Problem description: Copy out the rows from the line containing "- svg-text:β=32: β=32: [183, 365, 216, 381]" through the end of the rows, keeping every character the same.

[Records from a data collection]
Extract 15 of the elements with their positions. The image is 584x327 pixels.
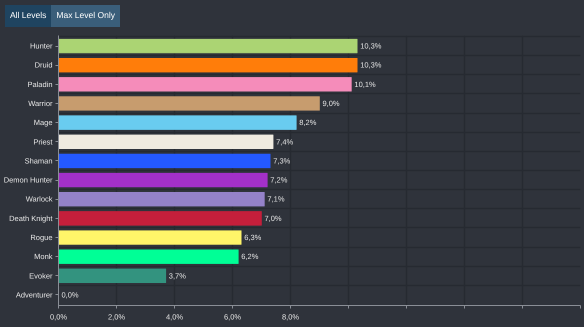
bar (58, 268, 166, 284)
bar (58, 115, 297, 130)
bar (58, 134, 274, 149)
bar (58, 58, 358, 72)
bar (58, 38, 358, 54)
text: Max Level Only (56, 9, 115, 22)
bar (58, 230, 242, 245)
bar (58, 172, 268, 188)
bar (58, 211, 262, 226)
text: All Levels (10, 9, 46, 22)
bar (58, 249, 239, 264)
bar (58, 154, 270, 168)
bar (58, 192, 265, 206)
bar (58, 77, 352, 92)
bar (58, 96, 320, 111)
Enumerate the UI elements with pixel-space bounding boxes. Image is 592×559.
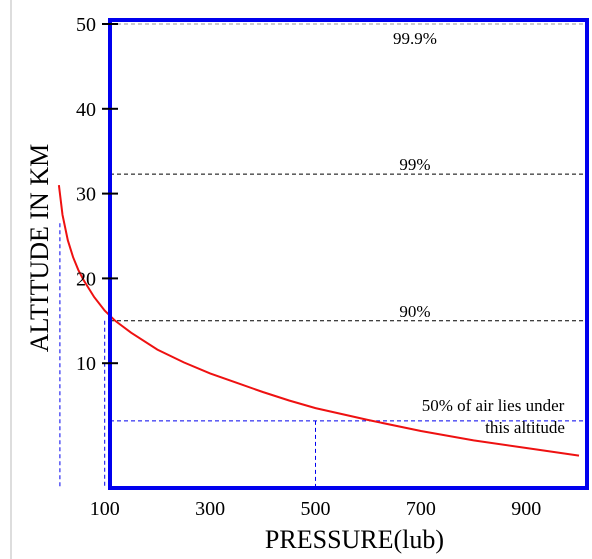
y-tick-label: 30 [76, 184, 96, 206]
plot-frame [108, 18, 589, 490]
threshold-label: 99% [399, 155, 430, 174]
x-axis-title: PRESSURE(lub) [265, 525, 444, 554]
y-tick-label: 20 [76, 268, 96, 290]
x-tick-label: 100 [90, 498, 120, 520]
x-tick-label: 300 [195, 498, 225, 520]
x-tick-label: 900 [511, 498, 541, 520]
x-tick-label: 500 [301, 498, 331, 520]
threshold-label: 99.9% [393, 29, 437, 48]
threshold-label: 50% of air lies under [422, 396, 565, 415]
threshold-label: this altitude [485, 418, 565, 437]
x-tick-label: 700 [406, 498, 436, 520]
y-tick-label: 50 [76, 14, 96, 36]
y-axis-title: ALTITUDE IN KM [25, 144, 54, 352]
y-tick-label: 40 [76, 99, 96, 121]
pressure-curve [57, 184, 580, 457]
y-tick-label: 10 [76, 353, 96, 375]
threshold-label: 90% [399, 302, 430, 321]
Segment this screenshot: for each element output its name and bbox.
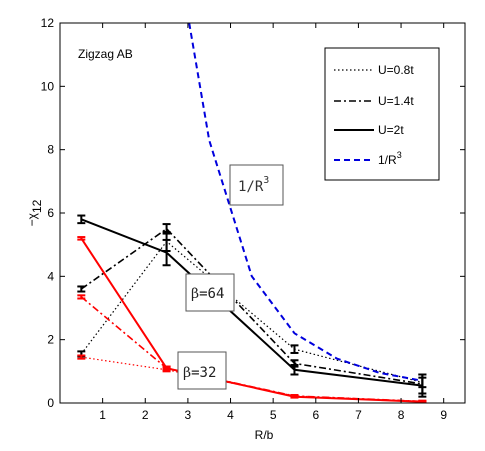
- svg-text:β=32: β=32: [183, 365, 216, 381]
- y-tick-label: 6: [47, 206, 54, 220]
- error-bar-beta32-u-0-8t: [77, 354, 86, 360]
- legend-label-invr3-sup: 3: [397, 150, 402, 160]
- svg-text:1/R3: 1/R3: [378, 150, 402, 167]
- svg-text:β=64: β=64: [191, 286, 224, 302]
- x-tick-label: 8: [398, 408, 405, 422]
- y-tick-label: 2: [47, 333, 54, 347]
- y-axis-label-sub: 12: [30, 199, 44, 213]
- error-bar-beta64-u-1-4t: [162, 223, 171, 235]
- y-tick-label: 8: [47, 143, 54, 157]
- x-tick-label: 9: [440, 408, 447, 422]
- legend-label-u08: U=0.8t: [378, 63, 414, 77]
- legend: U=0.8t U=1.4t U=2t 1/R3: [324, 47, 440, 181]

Response below:
- svg-text:β=32: β=32: [183, 365, 216, 381]
- y-tick-label: 6: [47, 206, 54, 220]
- error-bar-beta32-u-0-8t: [77, 354, 86, 360]
- legend-label-invr3-sup: 3: [397, 150, 402, 160]
- svg-text:1/R3: 1/R3: [378, 150, 402, 167]
- svg-text:β=64: β=64: [191, 286, 224, 302]
- x-tick-label: 8: [398, 408, 405, 422]
- y-tick-label: 2: [47, 333, 54, 347]
- y-axis-label-sub: 12: [30, 199, 44, 213]
- error-bar-beta64-u-1-4t: [162, 223, 171, 235]
- y-tick-label: 8: [47, 143, 54, 157]
- x-tick-label: 9: [440, 408, 447, 422]
- legend-label-u08: U=0.8t: [378, 63, 414, 77]
- legend: U=0.8t U=1.4t U=2t 1/R3: [324, 47, 440, 181]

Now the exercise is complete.